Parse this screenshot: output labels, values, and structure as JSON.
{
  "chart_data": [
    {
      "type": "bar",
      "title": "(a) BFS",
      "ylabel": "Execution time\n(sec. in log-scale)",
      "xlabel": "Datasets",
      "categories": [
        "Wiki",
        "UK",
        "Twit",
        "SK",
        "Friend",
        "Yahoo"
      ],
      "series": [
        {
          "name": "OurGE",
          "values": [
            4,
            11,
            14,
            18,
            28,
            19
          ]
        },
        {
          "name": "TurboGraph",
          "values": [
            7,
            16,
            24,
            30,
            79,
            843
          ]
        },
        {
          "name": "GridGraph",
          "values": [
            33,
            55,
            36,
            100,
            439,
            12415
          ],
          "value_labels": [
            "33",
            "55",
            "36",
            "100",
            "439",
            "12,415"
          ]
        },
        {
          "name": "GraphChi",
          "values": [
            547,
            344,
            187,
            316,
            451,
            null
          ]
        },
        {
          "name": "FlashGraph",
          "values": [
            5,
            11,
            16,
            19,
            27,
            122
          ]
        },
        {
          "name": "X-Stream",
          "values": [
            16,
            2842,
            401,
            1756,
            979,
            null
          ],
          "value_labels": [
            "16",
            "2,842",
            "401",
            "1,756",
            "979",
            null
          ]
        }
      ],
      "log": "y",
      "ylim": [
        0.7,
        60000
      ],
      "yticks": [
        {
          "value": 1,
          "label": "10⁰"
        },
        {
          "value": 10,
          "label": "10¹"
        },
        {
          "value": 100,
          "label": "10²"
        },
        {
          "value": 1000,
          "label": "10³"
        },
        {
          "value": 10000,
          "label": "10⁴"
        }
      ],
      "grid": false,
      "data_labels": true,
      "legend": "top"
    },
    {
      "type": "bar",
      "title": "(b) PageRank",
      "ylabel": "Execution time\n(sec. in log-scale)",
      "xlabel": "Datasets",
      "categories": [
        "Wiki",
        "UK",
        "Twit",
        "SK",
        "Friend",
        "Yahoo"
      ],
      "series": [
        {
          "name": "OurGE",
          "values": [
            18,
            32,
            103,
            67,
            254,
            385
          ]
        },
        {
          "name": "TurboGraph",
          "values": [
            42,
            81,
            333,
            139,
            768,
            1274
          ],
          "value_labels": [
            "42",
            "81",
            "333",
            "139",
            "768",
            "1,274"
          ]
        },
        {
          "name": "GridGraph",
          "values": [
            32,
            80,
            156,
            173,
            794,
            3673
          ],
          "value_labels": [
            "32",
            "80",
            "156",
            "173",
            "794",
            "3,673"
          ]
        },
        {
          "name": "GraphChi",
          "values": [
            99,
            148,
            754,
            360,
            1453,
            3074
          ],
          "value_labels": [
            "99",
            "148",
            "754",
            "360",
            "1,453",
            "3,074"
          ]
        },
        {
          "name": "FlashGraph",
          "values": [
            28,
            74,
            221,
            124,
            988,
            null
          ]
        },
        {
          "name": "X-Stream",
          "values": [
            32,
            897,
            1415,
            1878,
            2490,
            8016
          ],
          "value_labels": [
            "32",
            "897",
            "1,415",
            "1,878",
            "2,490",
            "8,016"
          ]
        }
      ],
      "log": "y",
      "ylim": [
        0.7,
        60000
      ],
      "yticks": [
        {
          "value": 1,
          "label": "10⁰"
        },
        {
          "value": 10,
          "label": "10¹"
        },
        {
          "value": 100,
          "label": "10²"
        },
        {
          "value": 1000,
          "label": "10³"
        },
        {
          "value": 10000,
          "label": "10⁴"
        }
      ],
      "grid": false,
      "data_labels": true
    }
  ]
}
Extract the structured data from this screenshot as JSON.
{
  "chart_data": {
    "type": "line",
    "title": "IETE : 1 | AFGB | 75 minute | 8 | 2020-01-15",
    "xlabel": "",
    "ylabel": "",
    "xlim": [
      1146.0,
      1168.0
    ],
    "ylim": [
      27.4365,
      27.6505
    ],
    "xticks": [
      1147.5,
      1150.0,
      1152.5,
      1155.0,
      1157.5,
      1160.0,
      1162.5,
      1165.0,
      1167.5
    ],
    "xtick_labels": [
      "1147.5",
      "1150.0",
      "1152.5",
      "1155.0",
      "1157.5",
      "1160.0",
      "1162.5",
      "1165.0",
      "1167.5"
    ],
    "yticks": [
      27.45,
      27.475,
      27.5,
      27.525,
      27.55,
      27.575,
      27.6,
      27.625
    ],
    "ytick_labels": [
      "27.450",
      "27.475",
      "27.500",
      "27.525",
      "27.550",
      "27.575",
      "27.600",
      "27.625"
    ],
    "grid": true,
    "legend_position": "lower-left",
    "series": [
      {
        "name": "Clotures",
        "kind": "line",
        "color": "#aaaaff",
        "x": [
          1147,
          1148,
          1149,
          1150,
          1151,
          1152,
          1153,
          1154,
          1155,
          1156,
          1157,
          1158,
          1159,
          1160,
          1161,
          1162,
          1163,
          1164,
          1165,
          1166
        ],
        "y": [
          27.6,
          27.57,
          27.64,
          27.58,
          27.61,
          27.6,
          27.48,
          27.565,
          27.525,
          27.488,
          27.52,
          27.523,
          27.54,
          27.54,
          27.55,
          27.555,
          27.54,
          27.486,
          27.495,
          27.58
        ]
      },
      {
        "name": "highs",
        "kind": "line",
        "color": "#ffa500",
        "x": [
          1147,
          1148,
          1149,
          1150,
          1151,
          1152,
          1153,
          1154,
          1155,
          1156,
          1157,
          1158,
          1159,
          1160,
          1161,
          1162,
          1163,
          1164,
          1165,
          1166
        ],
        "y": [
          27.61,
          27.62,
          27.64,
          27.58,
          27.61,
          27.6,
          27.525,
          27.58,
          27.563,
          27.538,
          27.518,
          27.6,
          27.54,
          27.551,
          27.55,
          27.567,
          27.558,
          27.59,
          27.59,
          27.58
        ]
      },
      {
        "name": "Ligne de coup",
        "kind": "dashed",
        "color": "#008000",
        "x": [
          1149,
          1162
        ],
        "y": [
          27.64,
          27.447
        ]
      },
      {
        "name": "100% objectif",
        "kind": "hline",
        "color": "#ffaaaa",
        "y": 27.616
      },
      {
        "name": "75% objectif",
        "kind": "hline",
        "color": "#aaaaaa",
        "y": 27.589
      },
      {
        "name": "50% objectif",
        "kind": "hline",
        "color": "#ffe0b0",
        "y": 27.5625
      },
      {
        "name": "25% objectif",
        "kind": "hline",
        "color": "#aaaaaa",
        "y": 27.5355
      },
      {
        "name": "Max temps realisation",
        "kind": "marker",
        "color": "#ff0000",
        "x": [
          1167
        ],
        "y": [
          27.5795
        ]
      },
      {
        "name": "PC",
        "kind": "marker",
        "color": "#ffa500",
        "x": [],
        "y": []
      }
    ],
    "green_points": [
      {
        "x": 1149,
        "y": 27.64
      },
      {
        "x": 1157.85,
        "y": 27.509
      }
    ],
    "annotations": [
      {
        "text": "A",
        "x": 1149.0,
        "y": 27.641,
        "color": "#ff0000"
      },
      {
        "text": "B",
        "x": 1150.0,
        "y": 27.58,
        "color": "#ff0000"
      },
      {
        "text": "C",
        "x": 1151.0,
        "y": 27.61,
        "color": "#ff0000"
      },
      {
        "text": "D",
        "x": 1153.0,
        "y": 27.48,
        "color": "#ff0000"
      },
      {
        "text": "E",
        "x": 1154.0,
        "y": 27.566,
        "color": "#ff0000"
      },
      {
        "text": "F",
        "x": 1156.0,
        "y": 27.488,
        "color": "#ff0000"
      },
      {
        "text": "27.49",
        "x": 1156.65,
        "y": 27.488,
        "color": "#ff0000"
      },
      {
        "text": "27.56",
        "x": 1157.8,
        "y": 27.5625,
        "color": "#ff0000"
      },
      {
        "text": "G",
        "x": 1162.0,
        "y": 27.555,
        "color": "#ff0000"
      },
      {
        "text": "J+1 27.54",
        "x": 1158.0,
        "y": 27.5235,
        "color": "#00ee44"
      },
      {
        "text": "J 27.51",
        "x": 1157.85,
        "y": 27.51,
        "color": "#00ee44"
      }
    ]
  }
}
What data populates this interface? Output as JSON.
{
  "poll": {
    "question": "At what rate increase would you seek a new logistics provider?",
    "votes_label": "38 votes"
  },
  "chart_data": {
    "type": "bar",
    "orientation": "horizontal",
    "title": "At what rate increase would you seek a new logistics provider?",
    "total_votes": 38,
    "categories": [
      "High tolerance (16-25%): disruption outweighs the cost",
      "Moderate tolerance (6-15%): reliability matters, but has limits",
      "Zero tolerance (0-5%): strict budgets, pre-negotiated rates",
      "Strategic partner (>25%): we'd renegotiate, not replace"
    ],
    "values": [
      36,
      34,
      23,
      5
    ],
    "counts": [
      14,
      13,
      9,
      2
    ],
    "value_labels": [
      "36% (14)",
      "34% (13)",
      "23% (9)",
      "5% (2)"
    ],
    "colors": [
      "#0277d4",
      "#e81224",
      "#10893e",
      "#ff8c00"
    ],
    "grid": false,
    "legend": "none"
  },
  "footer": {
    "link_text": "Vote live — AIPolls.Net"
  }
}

• • • • • • •

▸ Instructions for the task
Quote the lines of the listing above that run from the line with "What data populates" through its last line, both included, and nothing else.

▸ Result of this task
What data populates this interface? Output as JSON.
{
  "poll": {
    "question": "At what rate increase would you seek a new logistics provider?",
    "votes_label": "38 votes"
  },
  "chart_data": {
    "type": "bar",
    "orientation": "horizontal",
    "title": "At what rate increase would you seek a new logistics provider?",
    "total_votes": 38,
    "categories": [
      "High tolerance (16-25%): disruption outweighs the cost",
      "Moderate tolerance (6-15%): reliability matters, but has limits",
      "Zero tolerance (0-5%): strict budgets, pre-negotiated rates",
      "Strategic partner (>25%): we'd renegotiate, not replace"
    ],
    "values": [
      36,
      34,
      23,
      5
    ],
    "counts": [
      14,
      13,
      9,
      2
    ],
    "value_labels": [
      "36% (14)",
      "34% (13)",
      "23% (9)",
      "5% (2)"
    ],
    "colors": [
      "#0277d4",
      "#e81224",
      "#10893e",
      "#ff8c00"
    ],
    "grid": false,
    "legend": "none"
  },
  "footer": {
    "link_text": "Vote live — AIPolls.Net"
  }
}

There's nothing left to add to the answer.